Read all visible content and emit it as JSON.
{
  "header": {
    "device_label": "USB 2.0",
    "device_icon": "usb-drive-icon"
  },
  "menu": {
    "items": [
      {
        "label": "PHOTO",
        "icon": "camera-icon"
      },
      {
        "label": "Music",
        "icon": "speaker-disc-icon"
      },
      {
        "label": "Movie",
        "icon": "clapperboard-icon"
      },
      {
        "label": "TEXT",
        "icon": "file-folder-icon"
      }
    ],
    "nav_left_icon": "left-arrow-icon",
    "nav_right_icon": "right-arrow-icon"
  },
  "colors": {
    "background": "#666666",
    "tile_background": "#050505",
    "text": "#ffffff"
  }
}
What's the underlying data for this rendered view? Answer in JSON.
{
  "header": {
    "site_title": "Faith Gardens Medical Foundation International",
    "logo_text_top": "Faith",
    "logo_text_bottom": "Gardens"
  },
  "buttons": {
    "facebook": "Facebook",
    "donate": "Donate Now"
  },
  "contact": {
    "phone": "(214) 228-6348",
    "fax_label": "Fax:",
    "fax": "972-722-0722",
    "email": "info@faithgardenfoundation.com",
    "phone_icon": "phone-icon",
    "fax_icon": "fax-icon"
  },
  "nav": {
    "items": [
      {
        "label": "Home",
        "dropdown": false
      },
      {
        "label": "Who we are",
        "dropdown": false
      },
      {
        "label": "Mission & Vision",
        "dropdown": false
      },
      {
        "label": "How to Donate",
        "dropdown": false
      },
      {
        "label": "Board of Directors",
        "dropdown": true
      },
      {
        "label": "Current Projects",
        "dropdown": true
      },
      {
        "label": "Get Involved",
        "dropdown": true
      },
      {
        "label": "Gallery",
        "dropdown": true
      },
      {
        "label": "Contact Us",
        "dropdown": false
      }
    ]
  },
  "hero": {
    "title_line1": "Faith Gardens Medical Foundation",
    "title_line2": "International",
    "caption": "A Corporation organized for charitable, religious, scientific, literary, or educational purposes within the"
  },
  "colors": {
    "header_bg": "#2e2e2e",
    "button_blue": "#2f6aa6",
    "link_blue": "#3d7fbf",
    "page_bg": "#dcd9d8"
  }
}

==

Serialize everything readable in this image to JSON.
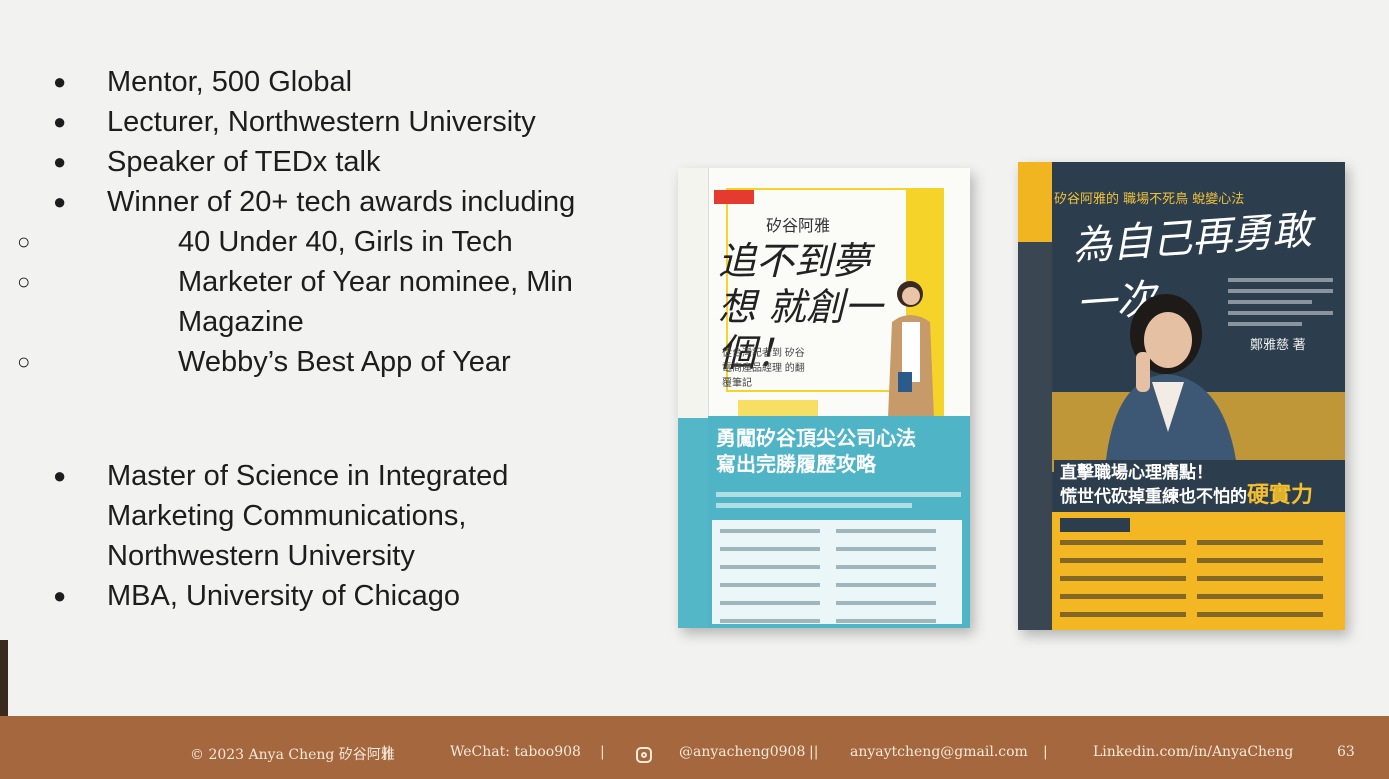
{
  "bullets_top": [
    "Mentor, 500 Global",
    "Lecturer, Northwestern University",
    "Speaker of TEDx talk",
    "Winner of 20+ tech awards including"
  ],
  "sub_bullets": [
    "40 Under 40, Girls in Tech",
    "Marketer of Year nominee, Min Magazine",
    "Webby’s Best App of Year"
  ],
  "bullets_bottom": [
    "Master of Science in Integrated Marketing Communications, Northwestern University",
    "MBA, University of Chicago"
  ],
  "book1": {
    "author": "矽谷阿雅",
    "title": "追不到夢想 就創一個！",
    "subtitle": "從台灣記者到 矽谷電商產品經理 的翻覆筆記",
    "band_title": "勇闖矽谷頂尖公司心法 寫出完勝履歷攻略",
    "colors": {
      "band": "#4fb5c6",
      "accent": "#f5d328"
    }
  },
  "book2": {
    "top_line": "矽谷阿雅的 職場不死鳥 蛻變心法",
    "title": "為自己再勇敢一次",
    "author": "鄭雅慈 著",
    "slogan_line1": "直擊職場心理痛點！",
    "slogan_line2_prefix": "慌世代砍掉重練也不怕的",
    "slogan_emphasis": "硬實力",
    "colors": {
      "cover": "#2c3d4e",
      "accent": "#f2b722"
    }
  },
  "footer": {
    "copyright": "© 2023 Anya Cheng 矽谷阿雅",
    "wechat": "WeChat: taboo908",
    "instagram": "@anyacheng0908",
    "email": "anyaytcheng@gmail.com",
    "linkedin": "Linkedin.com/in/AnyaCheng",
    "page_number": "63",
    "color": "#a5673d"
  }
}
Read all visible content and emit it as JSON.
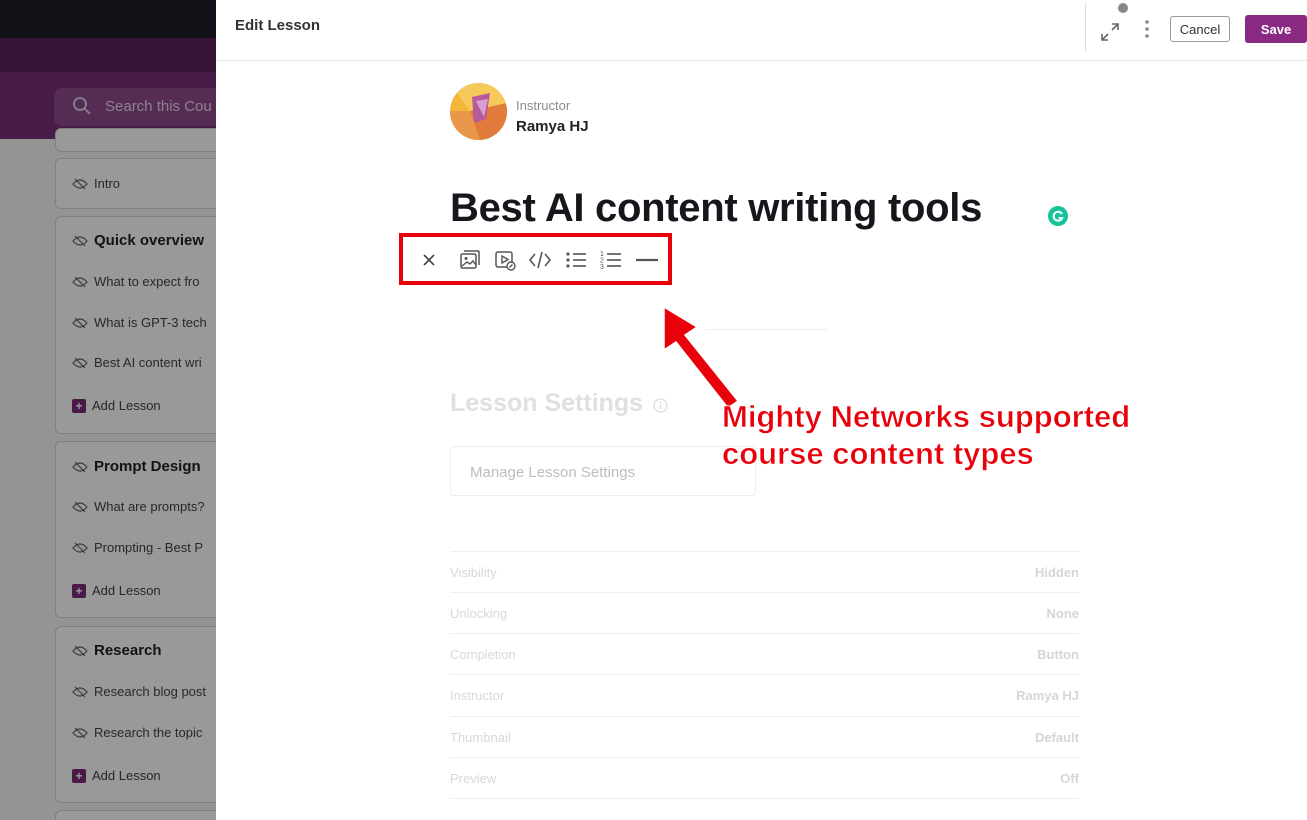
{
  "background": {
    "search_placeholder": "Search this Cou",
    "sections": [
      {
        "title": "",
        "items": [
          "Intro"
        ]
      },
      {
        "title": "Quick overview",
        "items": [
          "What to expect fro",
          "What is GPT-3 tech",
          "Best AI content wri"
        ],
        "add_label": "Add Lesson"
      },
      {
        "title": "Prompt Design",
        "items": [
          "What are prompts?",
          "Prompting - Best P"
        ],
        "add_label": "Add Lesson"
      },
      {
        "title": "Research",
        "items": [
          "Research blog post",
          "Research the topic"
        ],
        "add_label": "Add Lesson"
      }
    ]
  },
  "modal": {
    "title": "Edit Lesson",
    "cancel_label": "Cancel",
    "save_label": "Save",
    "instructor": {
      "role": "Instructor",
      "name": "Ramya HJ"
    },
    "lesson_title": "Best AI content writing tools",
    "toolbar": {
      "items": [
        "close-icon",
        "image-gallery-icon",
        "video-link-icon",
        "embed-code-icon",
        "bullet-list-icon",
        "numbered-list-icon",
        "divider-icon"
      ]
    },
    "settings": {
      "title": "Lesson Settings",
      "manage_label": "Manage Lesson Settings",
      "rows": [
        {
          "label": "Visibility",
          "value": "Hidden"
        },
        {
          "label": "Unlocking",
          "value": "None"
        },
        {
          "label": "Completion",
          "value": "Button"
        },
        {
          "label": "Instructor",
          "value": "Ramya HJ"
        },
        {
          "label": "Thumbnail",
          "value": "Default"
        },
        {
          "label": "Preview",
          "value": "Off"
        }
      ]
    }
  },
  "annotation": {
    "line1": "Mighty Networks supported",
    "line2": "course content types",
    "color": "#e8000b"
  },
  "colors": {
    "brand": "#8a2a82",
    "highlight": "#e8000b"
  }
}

...

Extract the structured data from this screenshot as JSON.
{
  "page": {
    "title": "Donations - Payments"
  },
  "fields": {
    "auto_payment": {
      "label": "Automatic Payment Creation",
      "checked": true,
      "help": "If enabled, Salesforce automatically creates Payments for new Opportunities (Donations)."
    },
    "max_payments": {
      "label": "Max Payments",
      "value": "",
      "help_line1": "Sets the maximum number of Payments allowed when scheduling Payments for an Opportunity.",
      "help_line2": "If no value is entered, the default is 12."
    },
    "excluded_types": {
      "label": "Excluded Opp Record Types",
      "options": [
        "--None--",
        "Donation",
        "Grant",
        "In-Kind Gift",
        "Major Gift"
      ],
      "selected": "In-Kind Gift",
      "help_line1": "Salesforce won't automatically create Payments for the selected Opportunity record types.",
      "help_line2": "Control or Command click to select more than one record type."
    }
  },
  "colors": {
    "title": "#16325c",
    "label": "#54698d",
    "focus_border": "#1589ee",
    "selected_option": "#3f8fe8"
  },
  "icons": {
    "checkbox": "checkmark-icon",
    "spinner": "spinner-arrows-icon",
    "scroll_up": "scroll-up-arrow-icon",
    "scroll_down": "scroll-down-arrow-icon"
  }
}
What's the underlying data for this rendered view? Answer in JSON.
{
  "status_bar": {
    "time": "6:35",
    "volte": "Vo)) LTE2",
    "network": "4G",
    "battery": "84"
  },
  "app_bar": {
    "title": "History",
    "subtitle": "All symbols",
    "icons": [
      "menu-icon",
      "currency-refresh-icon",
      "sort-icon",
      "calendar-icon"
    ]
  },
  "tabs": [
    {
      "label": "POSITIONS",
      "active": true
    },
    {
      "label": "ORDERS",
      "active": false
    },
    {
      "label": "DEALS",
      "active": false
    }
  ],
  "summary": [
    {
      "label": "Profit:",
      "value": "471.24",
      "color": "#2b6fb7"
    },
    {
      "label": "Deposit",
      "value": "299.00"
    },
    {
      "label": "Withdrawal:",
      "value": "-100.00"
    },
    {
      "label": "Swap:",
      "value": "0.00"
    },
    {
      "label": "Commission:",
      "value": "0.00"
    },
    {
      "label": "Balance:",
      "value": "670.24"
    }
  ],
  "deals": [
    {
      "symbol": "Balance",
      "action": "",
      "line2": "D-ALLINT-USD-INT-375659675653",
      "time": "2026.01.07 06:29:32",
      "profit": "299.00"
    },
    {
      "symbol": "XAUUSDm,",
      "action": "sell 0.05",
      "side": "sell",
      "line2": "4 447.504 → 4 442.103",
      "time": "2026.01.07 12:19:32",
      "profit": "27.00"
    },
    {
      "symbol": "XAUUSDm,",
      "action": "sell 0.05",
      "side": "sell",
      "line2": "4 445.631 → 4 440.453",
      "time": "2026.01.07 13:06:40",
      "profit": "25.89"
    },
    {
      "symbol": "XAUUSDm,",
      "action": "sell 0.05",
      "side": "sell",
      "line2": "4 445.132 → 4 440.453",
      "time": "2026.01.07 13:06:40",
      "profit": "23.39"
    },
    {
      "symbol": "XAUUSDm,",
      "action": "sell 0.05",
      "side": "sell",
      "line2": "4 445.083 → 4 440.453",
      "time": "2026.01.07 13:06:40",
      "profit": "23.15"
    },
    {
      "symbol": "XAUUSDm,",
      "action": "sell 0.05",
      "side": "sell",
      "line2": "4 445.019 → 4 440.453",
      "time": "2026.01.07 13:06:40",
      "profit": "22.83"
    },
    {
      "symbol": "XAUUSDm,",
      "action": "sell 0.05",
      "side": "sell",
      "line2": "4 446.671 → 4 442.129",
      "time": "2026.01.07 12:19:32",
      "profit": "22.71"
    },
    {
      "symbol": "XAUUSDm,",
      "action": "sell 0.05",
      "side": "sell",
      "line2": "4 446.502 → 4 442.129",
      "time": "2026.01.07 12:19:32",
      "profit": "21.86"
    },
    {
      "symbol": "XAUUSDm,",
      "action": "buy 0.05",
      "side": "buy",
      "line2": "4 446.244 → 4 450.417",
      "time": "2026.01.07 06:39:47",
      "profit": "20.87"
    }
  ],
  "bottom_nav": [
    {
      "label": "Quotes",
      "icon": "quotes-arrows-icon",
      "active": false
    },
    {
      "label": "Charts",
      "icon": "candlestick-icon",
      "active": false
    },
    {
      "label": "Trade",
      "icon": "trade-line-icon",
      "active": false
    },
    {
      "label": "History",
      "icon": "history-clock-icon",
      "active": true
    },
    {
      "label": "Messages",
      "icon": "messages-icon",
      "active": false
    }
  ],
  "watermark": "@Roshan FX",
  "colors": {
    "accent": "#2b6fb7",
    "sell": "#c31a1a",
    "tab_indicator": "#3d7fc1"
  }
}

> **WORK REQUIRED**
In the entries above, find lines with "subtitle" and copy each.

> **EXPECTED OUTPUT**
    "subtitle": "從台灣記者到 矽谷電商產品經理 的翻覆筆記",
    "subtitle": "All symbols",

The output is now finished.